Dört katlı binada inek besleyen çiftçiyle ilgili haberi son cümlesinden sonrasını yazarak sürdürün.

• Alıntı:
»»

EKONOMİ - 17 Eylül 2024 Salı 09:15

İneklerini 4 katlı apartmanda bakıyor

A
A
A

Trabzon’un Şalpazarı ilçesinde yaşayan Gökhan Karadeniz, dik ve engebeli arazide inşa ettiği 4 katlı bina ile çiftlik kurdu. Binanın 3 katını ineklerine tahsis eden Karadeniz, en üst katını ise kendine ayırdı. En yakın komşuları inek olan Karadeniz, başarısıyla yörede bitme noktasına gelen hayvancılığı da yeniden canlandırdı.

««

• Derlenen içerik:
»»

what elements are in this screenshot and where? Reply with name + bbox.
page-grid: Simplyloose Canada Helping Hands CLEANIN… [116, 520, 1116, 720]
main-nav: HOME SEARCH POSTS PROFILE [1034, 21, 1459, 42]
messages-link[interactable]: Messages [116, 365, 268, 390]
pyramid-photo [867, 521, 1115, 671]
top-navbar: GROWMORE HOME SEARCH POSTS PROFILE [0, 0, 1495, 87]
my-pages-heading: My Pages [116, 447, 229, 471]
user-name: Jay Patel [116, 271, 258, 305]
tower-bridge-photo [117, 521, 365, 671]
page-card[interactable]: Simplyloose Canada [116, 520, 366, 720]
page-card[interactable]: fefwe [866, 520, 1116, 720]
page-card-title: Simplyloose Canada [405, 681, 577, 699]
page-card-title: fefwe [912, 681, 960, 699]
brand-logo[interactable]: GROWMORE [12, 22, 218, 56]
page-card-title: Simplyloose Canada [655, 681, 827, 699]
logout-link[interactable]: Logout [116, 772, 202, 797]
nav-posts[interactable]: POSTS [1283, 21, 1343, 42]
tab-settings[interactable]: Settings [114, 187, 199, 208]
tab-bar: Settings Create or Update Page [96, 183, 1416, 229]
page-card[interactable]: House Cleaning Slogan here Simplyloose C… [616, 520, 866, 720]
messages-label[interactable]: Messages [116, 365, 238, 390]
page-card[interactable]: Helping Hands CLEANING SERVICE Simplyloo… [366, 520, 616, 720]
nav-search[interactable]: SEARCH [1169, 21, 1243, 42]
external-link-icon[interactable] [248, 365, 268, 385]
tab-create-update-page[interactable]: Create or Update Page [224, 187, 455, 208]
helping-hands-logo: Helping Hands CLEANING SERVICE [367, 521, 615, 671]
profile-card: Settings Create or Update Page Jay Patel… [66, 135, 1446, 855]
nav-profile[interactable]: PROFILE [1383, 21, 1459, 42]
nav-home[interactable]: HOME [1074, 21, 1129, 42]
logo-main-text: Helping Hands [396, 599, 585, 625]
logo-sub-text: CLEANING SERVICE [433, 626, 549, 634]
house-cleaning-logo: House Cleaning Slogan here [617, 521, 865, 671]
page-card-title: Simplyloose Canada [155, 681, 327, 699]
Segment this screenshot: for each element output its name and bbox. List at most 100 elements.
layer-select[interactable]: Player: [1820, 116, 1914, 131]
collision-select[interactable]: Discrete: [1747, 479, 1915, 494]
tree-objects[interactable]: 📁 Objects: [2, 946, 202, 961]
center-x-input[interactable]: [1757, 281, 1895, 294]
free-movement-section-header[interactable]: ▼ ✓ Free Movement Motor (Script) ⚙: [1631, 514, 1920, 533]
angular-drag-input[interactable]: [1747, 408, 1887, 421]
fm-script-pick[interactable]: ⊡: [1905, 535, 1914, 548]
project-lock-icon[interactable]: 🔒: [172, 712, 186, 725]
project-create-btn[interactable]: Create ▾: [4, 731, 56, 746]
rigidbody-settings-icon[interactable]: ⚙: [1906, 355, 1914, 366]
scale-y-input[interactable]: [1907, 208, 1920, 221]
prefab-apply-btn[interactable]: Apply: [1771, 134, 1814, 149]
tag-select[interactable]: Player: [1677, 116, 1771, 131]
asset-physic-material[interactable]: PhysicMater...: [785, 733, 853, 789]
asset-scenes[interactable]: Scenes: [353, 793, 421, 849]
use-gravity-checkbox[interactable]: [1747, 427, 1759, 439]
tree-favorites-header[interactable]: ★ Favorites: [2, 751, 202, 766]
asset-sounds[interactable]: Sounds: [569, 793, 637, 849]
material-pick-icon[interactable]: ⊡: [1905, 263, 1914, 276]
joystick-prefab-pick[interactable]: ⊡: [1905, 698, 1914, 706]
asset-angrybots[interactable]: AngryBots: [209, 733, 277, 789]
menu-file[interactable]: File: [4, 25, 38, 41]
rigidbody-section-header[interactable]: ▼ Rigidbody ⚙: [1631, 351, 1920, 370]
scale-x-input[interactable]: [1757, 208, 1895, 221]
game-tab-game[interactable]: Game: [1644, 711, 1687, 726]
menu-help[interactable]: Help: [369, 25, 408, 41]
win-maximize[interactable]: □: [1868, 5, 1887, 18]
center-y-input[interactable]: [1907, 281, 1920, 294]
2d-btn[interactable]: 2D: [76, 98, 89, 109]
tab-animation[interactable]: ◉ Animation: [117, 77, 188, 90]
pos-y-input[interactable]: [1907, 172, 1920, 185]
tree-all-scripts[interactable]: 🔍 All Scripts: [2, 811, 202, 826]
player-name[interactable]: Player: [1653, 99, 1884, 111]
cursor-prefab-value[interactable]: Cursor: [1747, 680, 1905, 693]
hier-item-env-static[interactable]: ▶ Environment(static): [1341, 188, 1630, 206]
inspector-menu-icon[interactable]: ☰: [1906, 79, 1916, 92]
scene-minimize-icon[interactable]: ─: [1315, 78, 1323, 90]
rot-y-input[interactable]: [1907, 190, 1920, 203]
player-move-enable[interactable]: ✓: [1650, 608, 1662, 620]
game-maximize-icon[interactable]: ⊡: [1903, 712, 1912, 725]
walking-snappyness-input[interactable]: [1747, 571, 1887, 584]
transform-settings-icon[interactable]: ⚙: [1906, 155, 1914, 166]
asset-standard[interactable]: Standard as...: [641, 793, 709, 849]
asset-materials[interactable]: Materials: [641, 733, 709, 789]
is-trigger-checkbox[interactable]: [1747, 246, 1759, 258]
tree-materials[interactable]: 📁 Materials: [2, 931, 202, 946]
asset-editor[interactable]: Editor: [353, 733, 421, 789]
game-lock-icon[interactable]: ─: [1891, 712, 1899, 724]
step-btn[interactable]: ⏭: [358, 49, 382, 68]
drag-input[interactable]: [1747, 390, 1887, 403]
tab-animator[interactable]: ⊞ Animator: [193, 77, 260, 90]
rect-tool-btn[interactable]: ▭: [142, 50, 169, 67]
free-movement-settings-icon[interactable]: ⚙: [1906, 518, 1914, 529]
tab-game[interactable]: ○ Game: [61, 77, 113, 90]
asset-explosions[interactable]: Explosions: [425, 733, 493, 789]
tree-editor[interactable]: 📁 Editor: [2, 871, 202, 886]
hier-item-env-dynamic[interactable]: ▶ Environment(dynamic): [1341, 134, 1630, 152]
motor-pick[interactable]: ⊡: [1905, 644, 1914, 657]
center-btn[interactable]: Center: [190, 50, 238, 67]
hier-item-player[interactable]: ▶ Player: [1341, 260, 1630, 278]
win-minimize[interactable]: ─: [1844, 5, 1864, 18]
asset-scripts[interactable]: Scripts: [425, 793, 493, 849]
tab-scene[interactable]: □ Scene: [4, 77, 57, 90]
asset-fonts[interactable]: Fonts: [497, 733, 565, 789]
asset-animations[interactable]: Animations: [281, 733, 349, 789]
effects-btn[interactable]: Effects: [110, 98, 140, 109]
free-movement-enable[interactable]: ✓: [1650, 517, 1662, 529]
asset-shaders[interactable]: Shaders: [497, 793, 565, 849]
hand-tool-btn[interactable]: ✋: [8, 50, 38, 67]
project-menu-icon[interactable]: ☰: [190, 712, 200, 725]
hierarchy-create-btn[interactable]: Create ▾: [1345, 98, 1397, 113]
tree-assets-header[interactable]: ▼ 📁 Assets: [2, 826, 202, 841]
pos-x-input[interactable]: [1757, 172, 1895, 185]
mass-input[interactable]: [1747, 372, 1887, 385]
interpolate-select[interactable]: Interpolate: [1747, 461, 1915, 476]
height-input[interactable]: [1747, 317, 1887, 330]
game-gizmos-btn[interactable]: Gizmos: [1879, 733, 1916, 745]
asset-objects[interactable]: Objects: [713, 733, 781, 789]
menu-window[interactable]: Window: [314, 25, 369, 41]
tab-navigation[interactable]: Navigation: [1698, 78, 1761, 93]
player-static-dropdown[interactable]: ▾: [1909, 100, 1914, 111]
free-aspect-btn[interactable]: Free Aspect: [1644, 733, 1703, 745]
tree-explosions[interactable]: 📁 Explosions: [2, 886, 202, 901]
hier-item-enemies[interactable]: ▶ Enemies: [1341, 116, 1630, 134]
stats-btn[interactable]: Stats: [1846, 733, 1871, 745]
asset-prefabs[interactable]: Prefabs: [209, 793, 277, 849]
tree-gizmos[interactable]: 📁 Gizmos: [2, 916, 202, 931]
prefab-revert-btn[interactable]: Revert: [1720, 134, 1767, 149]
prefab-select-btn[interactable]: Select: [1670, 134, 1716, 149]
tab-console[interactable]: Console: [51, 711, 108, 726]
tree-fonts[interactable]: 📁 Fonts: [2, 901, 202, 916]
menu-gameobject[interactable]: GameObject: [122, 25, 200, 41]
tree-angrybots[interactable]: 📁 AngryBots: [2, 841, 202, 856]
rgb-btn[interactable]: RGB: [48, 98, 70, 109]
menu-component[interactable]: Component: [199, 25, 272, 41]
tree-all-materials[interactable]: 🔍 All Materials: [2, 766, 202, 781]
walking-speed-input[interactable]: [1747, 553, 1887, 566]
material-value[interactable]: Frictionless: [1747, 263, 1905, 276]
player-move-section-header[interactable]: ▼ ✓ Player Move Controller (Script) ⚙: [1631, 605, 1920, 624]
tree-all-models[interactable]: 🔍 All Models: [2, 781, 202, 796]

««

• Yanıt:
Trabzon’un Şalpazarı ilçesindeki Sinlice mahallesinde yaşayan Gökhan Karadeniz (30), üniversitenin doğal gaz teknikerliği bölümünü birinci olarak tamamladıktan sonra gurbette kendi işini yapmak yerine köyünde anne ve babasından öğrendiği hayvancılığı büyütmek istedi. Arazi şartları nedeniyle yer bulmakta zorluk çeken Karadeniz, dik yamaçta 4 katlı bina inşa etmeye karar verdi. İlk kazmayı atmasıyla çevresindeki yöre sakinlerinden tepki alan Karadeniz kimseye aldırış etmeden 4 katlı binayı inşa etmeyi başardı. Bir apartman gibi inşa edilen 4 katlı binanın sakinleri ise inekler oldu. Apartmanın birinci katını besilik, ikinci katını ise sağılır ve buzağılarına ayıran Karadeniz, binanın üçünü katını ise samanlık olarak kullandı. Apartmanın en üst katını ise kendine ayıran Karadeniz’in en yakın komşuları ise çok sevdiği hayvanları oldu. Hayvancılıkta kısa süredeki başarısı ise yöre halkına da örnek alan Karadeniz, bitme noktasına gelen küçükbaş ve büyükbaş hayvancılığını yeniden canlandırdı.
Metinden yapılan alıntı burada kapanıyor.